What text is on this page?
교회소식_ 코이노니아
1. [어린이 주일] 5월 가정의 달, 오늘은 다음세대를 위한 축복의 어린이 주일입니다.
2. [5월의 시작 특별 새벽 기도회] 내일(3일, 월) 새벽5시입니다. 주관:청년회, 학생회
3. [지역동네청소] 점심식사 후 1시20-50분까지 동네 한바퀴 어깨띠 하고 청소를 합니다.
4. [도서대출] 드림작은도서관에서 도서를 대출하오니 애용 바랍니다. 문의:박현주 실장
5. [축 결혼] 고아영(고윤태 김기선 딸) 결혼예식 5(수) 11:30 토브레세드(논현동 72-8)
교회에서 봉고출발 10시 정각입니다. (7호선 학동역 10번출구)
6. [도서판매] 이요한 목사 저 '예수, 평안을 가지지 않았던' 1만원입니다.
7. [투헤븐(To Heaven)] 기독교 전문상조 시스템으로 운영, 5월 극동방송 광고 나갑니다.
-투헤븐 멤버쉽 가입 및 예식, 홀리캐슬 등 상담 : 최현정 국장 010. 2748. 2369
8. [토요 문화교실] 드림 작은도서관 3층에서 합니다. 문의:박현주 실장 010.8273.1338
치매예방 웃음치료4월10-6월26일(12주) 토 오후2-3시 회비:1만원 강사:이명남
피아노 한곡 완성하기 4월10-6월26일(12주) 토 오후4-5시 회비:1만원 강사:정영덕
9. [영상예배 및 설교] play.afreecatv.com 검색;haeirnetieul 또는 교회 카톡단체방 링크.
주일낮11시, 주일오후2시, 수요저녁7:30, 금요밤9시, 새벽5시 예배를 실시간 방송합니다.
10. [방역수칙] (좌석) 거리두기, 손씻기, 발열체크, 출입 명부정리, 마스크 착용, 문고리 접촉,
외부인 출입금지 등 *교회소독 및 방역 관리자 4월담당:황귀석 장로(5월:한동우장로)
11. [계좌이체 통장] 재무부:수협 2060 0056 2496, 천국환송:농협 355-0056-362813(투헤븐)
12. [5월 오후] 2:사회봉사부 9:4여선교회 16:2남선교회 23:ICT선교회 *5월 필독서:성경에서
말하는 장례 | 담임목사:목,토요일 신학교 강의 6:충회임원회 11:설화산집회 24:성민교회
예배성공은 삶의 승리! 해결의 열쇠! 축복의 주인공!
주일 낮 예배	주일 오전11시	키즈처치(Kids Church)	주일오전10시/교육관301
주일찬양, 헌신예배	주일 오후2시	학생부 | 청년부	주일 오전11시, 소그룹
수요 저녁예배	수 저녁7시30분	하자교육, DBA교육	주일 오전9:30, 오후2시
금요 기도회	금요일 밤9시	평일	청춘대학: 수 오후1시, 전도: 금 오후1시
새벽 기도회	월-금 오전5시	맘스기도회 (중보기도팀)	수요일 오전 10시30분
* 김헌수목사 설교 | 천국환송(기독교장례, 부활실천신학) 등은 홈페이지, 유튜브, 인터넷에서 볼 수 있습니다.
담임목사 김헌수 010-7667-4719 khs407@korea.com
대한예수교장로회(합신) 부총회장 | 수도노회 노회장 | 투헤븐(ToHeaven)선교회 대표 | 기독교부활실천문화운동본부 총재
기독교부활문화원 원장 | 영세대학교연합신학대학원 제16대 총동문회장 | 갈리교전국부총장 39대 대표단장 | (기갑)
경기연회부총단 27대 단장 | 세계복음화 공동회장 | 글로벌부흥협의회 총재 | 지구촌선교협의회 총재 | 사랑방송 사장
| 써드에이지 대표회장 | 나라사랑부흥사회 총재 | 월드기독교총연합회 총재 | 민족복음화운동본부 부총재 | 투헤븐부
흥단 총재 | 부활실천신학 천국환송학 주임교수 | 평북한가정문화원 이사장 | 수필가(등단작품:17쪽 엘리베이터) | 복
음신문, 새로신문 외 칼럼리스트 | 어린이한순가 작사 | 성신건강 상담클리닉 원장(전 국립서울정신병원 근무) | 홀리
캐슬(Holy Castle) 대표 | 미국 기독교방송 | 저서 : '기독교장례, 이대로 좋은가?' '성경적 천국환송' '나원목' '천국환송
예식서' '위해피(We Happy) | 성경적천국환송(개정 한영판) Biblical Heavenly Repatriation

* * *

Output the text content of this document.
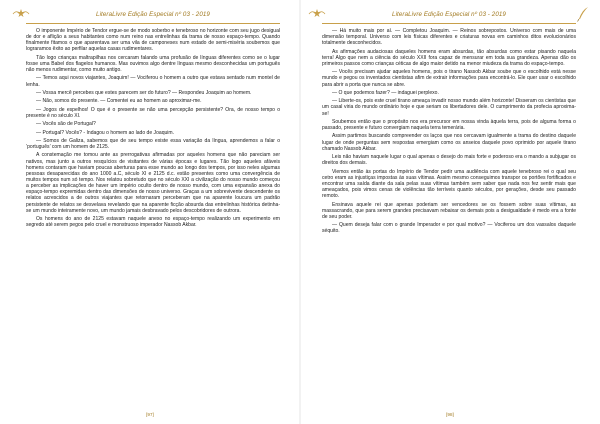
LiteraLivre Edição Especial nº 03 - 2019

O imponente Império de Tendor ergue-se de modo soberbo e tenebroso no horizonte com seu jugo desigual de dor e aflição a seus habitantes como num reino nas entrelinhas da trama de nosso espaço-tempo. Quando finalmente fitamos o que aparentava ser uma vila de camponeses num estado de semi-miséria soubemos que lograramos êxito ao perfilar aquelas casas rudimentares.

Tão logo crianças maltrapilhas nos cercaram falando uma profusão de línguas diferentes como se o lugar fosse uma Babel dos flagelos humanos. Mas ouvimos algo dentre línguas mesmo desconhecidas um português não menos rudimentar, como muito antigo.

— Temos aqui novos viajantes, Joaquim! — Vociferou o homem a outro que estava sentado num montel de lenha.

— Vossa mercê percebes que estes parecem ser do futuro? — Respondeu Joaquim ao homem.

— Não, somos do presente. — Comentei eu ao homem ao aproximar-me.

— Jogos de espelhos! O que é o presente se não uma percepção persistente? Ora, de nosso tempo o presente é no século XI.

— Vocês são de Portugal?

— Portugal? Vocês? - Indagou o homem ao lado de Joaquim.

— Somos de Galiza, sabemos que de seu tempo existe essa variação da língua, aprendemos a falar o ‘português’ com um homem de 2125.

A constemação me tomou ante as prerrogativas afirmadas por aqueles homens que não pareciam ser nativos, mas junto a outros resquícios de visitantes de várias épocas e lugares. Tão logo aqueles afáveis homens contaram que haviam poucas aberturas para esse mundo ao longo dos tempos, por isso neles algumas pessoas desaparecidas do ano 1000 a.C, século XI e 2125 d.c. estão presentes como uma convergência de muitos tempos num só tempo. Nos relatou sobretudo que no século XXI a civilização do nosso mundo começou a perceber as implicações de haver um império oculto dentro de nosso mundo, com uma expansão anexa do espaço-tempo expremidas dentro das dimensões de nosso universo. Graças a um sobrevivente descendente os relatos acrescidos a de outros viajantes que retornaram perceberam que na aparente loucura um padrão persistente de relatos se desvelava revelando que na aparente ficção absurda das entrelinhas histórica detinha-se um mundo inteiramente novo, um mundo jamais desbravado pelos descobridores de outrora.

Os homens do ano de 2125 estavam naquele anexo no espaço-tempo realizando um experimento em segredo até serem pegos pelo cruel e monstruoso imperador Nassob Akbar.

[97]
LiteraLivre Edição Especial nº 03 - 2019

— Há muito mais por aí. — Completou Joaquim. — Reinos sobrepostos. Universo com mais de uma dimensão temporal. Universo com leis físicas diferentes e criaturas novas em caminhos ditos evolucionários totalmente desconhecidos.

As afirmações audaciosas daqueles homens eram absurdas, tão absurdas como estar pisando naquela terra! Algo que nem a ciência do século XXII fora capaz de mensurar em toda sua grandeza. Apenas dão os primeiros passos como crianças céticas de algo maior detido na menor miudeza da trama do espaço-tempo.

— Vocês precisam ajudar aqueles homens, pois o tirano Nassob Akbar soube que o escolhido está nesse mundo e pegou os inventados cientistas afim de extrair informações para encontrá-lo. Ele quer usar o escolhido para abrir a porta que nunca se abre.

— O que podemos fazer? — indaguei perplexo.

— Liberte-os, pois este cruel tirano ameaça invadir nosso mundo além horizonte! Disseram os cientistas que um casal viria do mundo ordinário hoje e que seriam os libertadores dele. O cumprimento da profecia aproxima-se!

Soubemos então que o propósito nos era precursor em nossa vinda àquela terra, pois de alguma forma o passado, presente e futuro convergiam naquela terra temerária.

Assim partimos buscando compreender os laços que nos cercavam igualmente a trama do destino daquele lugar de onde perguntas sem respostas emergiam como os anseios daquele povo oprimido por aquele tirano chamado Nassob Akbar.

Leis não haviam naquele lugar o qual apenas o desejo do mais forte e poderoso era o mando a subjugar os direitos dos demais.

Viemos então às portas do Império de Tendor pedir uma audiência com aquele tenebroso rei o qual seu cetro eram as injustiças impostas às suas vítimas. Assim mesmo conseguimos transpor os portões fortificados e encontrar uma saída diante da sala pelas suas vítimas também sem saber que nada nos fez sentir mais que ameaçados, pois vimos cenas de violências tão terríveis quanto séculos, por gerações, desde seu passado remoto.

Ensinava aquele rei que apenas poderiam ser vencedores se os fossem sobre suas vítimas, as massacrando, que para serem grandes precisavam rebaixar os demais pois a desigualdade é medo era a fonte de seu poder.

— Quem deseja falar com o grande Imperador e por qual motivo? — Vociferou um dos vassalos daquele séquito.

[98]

...

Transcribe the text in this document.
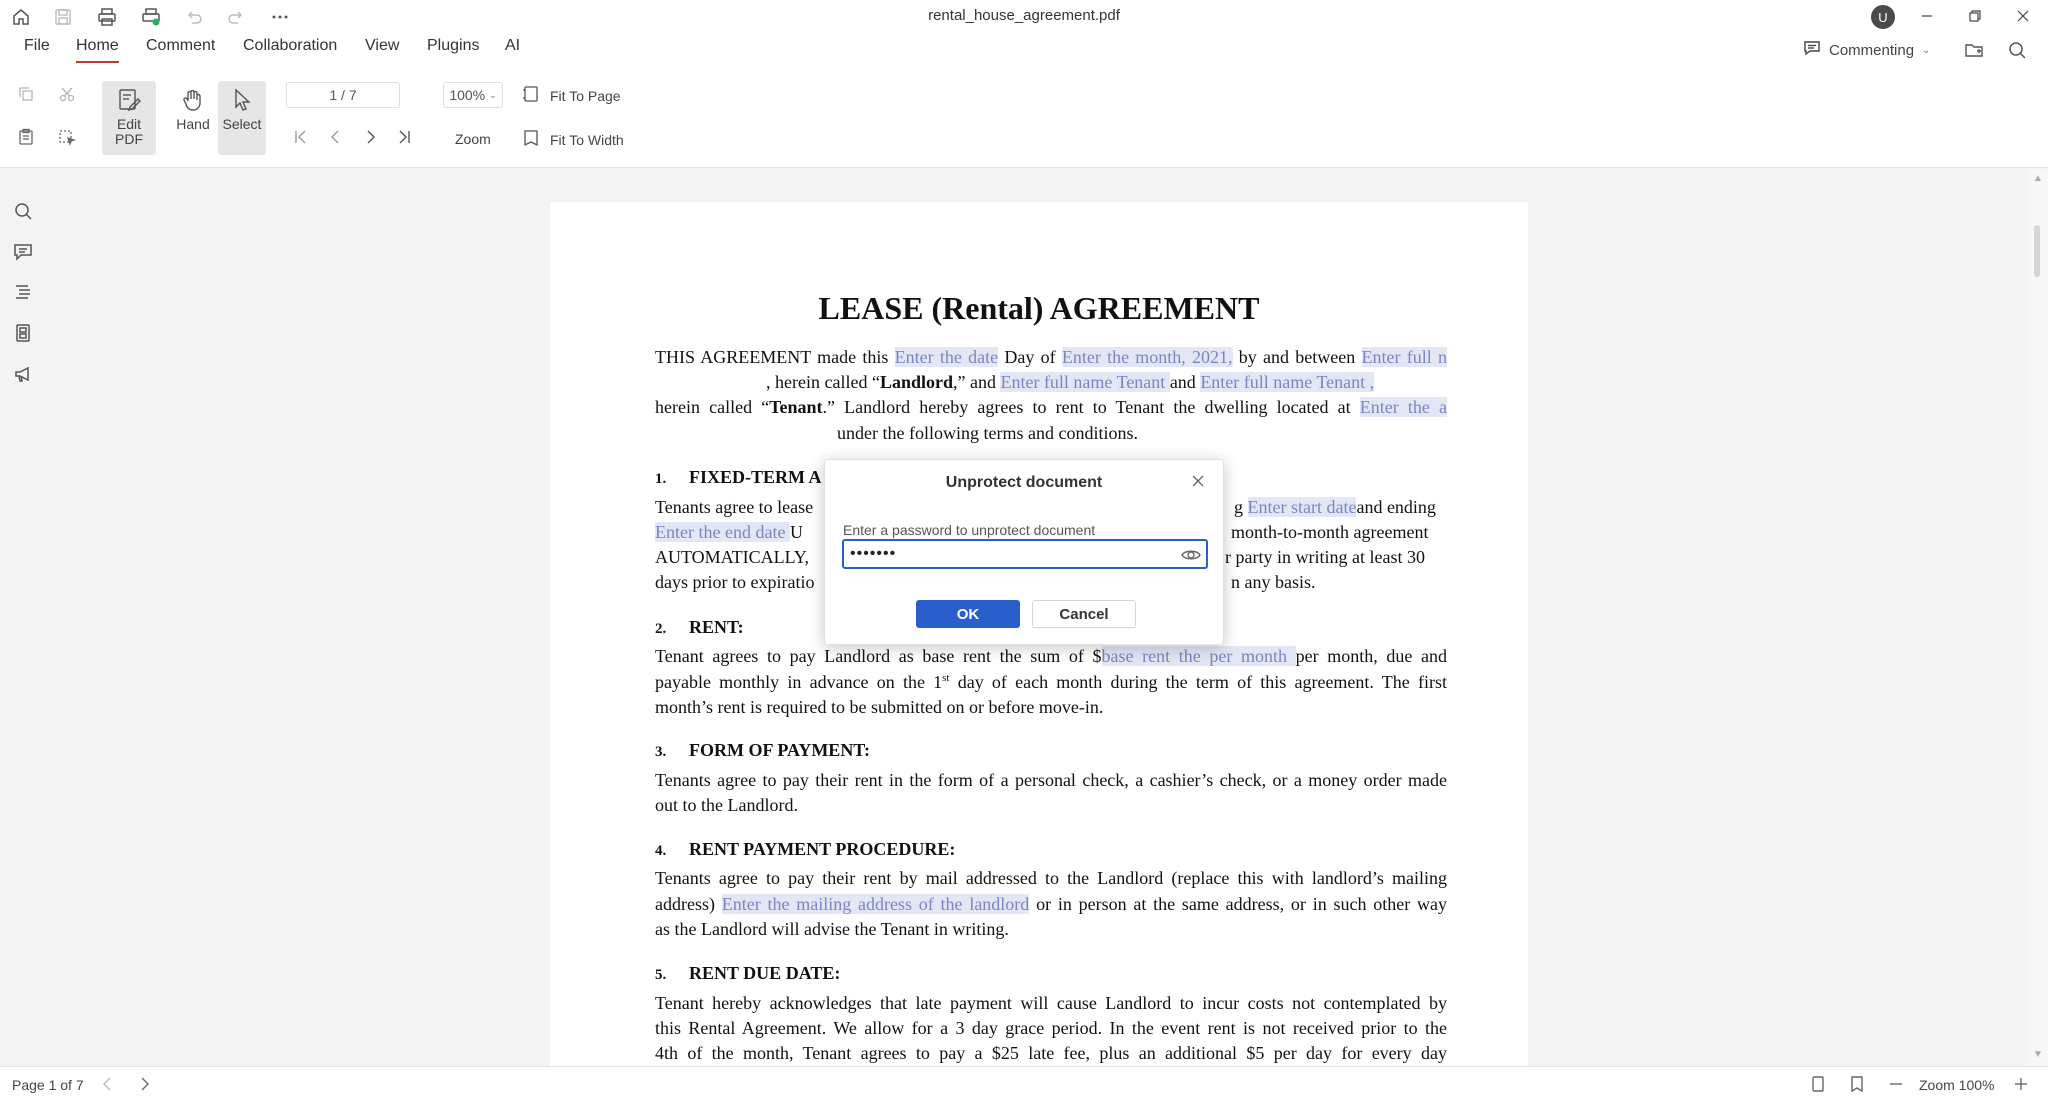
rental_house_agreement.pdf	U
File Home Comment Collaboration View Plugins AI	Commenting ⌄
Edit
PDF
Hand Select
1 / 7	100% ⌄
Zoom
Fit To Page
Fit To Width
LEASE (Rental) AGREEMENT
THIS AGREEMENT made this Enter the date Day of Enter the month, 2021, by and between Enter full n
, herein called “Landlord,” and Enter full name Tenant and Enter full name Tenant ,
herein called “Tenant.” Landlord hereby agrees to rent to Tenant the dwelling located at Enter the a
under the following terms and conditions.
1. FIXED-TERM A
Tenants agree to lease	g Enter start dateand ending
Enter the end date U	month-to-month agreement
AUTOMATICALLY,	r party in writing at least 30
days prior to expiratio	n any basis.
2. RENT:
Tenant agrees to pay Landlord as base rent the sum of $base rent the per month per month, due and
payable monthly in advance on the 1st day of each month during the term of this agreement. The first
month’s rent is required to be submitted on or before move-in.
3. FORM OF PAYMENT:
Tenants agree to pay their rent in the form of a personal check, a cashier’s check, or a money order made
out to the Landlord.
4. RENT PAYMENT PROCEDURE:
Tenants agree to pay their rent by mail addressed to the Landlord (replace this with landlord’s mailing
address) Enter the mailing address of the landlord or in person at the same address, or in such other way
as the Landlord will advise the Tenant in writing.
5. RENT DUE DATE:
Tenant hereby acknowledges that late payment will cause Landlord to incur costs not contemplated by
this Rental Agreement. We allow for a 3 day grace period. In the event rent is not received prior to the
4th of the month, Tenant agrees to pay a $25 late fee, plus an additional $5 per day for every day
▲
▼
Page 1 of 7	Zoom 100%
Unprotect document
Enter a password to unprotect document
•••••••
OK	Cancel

Given problem :: Lines that hold "this" are the ones to copy; find all of them.

Exercise solution ::
What text is on this page?
Output the text content of this document.
Transcribe the text in this document.
THIS AGREEMENT made this Enter the date Day of Enter the month, 2021, by and between Enter full n
payable monthly in advance on the 1st day of each month during the term of this agreement. The first
Tenants agree to pay their rent by mail addressed to the Landlord (replace this with landlord’s mailing
this Rental Agreement. We allow for a 3 day grace period. In the event rent is not received prior to the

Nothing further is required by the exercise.